- [Work to complete]: Your task is to copy the listing exactly, with the pictures left out.

- [Material to process]:
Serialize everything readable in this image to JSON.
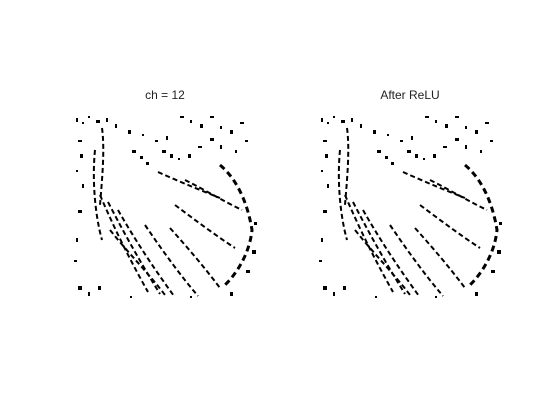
{
  "figure": {
    "panels": [
      {
        "title": "ch = 12",
        "content": "binary feature map of butterfly wing veins (black strokes on white)"
      },
      {
        "title": "After ReLU",
        "content": "binary feature map of butterfly wing veins (black strokes on white)"
      }
    ],
    "colors": {
      "background": "#ffffff",
      "ink": "#000000",
      "title_text": "#222222"
    }
  }
}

- [Task response]:
Serialize everything readable in this image to JSON.
{
  "figure": {
    "panels": [
      {
        "title": "ch = 12",
        "content": "binary feature map of butterfly wing veins (black strokes on white)"
      },
      {
        "title": "After ReLU",
        "content": "binary feature map of butterfly wing veins (black strokes on white)"
      }
    ],
    "colors": {
      "background": "#ffffff",
      "ink": "#000000",
      "title_text": "#222222"
    }
  }
}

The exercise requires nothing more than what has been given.